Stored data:
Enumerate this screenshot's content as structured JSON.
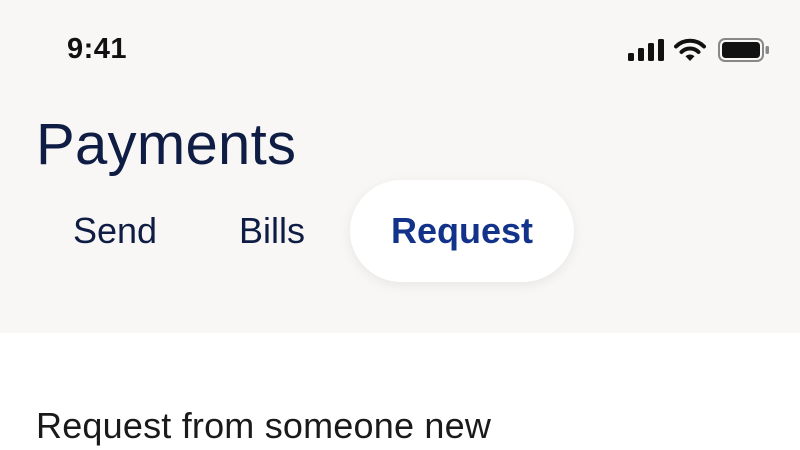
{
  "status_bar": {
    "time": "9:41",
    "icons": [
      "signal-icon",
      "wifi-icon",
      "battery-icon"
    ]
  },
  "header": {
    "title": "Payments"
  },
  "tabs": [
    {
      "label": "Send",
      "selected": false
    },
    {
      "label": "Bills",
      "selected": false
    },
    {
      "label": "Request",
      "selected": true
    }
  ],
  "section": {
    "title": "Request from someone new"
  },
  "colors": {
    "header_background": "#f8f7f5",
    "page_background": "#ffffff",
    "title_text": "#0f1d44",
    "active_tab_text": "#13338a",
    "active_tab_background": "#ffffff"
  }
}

Challenge:
Print the records word for word and exclude any picture they hold.

The completed task:
Enumerate this screenshot's content as structured JSON.
{
  "status_bar": {
    "time": "9:41",
    "icons": [
      "signal-icon",
      "wifi-icon",
      "battery-icon"
    ]
  },
  "header": {
    "title": "Payments"
  },
  "tabs": [
    {
      "label": "Send",
      "selected": false
    },
    {
      "label": "Bills",
      "selected": false
    },
    {
      "label": "Request",
      "selected": true
    }
  ],
  "section": {
    "title": "Request from someone new"
  },
  "colors": {
    "header_background": "#f8f7f5",
    "page_background": "#ffffff",
    "title_text": "#0f1d44",
    "active_tab_text": "#13338a",
    "active_tab_background": "#ffffff"
  }
}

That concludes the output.